[Begin Information supplied]

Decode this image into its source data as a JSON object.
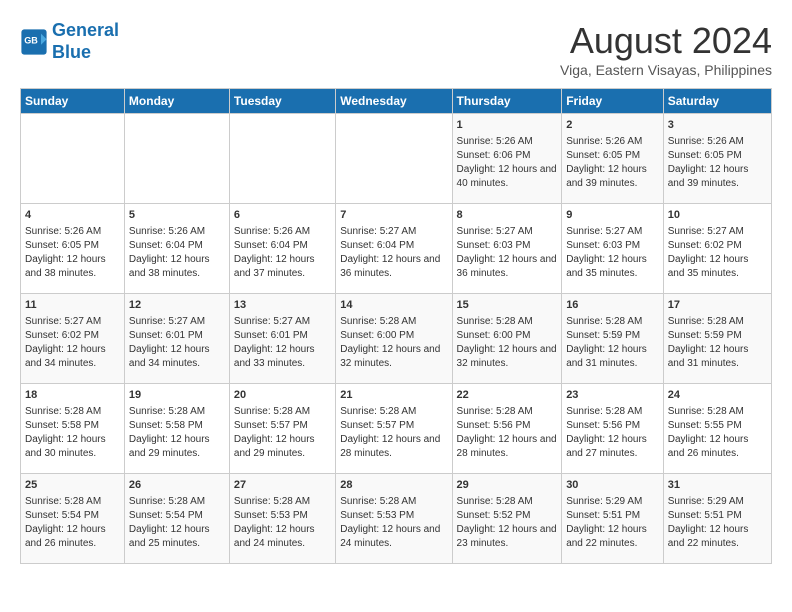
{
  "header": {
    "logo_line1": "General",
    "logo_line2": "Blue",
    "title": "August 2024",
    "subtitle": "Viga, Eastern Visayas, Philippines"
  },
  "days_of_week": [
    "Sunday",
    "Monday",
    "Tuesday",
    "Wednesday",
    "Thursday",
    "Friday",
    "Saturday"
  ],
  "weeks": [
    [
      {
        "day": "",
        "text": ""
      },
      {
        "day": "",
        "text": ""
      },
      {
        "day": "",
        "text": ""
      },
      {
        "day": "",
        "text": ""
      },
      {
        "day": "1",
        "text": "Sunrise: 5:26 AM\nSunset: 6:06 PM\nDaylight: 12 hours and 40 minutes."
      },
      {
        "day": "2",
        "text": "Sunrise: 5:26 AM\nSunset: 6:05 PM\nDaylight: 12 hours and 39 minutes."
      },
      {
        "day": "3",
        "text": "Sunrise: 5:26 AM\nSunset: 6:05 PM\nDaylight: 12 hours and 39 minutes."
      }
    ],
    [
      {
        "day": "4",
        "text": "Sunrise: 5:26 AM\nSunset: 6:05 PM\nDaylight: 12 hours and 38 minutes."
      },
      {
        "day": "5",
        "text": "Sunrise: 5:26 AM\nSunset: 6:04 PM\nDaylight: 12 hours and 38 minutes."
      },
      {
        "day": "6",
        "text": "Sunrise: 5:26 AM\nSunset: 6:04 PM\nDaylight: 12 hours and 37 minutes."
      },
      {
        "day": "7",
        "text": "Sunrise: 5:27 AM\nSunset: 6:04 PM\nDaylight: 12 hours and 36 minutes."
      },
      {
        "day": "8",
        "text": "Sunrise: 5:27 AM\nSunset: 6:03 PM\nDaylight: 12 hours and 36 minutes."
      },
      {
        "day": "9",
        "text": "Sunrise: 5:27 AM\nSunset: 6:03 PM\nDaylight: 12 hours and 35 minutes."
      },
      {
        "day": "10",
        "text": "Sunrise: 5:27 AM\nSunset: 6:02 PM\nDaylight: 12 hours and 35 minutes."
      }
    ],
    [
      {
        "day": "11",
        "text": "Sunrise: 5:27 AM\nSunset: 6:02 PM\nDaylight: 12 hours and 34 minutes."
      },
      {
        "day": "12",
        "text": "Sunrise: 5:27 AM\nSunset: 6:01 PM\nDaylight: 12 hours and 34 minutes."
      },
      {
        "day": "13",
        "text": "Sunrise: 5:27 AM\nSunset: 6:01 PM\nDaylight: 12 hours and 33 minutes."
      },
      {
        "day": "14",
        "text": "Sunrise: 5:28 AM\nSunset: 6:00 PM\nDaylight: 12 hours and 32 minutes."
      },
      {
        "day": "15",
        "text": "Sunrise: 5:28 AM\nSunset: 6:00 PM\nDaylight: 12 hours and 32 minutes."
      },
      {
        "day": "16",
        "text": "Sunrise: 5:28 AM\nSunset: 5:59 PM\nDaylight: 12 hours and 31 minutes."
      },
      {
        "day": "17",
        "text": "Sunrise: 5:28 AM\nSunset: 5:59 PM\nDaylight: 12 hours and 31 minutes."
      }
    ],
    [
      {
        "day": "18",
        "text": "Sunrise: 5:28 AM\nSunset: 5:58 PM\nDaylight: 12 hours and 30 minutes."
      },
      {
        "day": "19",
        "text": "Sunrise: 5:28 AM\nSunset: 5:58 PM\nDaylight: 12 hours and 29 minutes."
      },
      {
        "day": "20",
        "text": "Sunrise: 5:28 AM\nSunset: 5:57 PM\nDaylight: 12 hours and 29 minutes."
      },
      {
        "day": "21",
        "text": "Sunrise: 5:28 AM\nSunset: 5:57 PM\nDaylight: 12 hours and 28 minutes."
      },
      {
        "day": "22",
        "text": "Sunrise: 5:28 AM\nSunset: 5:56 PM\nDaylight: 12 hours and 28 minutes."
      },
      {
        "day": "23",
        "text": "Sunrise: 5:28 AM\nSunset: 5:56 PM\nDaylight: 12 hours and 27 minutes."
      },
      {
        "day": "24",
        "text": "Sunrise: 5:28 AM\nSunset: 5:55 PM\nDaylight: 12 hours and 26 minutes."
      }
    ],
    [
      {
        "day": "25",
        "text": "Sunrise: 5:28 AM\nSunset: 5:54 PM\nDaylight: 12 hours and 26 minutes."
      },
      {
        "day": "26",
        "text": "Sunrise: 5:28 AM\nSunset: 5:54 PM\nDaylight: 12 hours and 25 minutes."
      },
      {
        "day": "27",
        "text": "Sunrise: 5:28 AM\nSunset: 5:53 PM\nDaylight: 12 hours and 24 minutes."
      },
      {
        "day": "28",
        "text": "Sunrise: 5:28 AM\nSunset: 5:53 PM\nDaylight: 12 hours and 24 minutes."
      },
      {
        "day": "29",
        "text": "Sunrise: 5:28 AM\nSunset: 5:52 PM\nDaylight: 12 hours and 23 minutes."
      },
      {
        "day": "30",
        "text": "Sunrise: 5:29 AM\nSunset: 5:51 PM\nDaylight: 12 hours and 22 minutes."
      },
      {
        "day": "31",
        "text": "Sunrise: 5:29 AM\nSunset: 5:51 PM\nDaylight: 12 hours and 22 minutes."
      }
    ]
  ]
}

[End Information supplied]

**Work to do**
Quote the entries in full. Any image among them is to be omitted from the copy.

**Answer**
Decode this image into its source data as a JSON object.
{
  "header": {
    "logo_line1": "General",
    "logo_line2": "Blue",
    "title": "August 2024",
    "subtitle": "Viga, Eastern Visayas, Philippines"
  },
  "days_of_week": [
    "Sunday",
    "Monday",
    "Tuesday",
    "Wednesday",
    "Thursday",
    "Friday",
    "Saturday"
  ],
  "weeks": [
    [
      {
        "day": "",
        "text": ""
      },
      {
        "day": "",
        "text": ""
      },
      {
        "day": "",
        "text": ""
      },
      {
        "day": "",
        "text": ""
      },
      {
        "day": "1",
        "text": "Sunrise: 5:26 AM\nSunset: 6:06 PM\nDaylight: 12 hours and 40 minutes."
      },
      {
        "day": "2",
        "text": "Sunrise: 5:26 AM\nSunset: 6:05 PM\nDaylight: 12 hours and 39 minutes."
      },
      {
        "day": "3",
        "text": "Sunrise: 5:26 AM\nSunset: 6:05 PM\nDaylight: 12 hours and 39 minutes."
      }
    ],
    [
      {
        "day": "4",
        "text": "Sunrise: 5:26 AM\nSunset: 6:05 PM\nDaylight: 12 hours and 38 minutes."
      },
      {
        "day": "5",
        "text": "Sunrise: 5:26 AM\nSunset: 6:04 PM\nDaylight: 12 hours and 38 minutes."
      },
      {
        "day": "6",
        "text": "Sunrise: 5:26 AM\nSunset: 6:04 PM\nDaylight: 12 hours and 37 minutes."
      },
      {
        "day": "7",
        "text": "Sunrise: 5:27 AM\nSunset: 6:04 PM\nDaylight: 12 hours and 36 minutes."
      },
      {
        "day": "8",
        "text": "Sunrise: 5:27 AM\nSunset: 6:03 PM\nDaylight: 12 hours and 36 minutes."
      },
      {
        "day": "9",
        "text": "Sunrise: 5:27 AM\nSunset: 6:03 PM\nDaylight: 12 hours and 35 minutes."
      },
      {
        "day": "10",
        "text": "Sunrise: 5:27 AM\nSunset: 6:02 PM\nDaylight: 12 hours and 35 minutes."
      }
    ],
    [
      {
        "day": "11",
        "text": "Sunrise: 5:27 AM\nSunset: 6:02 PM\nDaylight: 12 hours and 34 minutes."
      },
      {
        "day": "12",
        "text": "Sunrise: 5:27 AM\nSunset: 6:01 PM\nDaylight: 12 hours and 34 minutes."
      },
      {
        "day": "13",
        "text": "Sunrise: 5:27 AM\nSunset: 6:01 PM\nDaylight: 12 hours and 33 minutes."
      },
      {
        "day": "14",
        "text": "Sunrise: 5:28 AM\nSunset: 6:00 PM\nDaylight: 12 hours and 32 minutes."
      },
      {
        "day": "15",
        "text": "Sunrise: 5:28 AM\nSunset: 6:00 PM\nDaylight: 12 hours and 32 minutes."
      },
      {
        "day": "16",
        "text": "Sunrise: 5:28 AM\nSunset: 5:59 PM\nDaylight: 12 hours and 31 minutes."
      },
      {
        "day": "17",
        "text": "Sunrise: 5:28 AM\nSunset: 5:59 PM\nDaylight: 12 hours and 31 minutes."
      }
    ],
    [
      {
        "day": "18",
        "text": "Sunrise: 5:28 AM\nSunset: 5:58 PM\nDaylight: 12 hours and 30 minutes."
      },
      {
        "day": "19",
        "text": "Sunrise: 5:28 AM\nSunset: 5:58 PM\nDaylight: 12 hours and 29 minutes."
      },
      {
        "day": "20",
        "text": "Sunrise: 5:28 AM\nSunset: 5:57 PM\nDaylight: 12 hours and 29 minutes."
      },
      {
        "day": "21",
        "text": "Sunrise: 5:28 AM\nSunset: 5:57 PM\nDaylight: 12 hours and 28 minutes."
      },
      {
        "day": "22",
        "text": "Sunrise: 5:28 AM\nSunset: 5:56 PM\nDaylight: 12 hours and 28 minutes."
      },
      {
        "day": "23",
        "text": "Sunrise: 5:28 AM\nSunset: 5:56 PM\nDaylight: 12 hours and 27 minutes."
      },
      {
        "day": "24",
        "text": "Sunrise: 5:28 AM\nSunset: 5:55 PM\nDaylight: 12 hours and 26 minutes."
      }
    ],
    [
      {
        "day": "25",
        "text": "Sunrise: 5:28 AM\nSunset: 5:54 PM\nDaylight: 12 hours and 26 minutes."
      },
      {
        "day": "26",
        "text": "Sunrise: 5:28 AM\nSunset: 5:54 PM\nDaylight: 12 hours and 25 minutes."
      },
      {
        "day": "27",
        "text": "Sunrise: 5:28 AM\nSunset: 5:53 PM\nDaylight: 12 hours and 24 minutes."
      },
      {
        "day": "28",
        "text": "Sunrise: 5:28 AM\nSunset: 5:53 PM\nDaylight: 12 hours and 24 minutes."
      },
      {
        "day": "29",
        "text": "Sunrise: 5:28 AM\nSunset: 5:52 PM\nDaylight: 12 hours and 23 minutes."
      },
      {
        "day": "30",
        "text": "Sunrise: 5:29 AM\nSunset: 5:51 PM\nDaylight: 12 hours and 22 minutes."
      },
      {
        "day": "31",
        "text": "Sunrise: 5:29 AM\nSunset: 5:51 PM\nDaylight: 12 hours and 22 minutes."
      }
    ]
  ]
}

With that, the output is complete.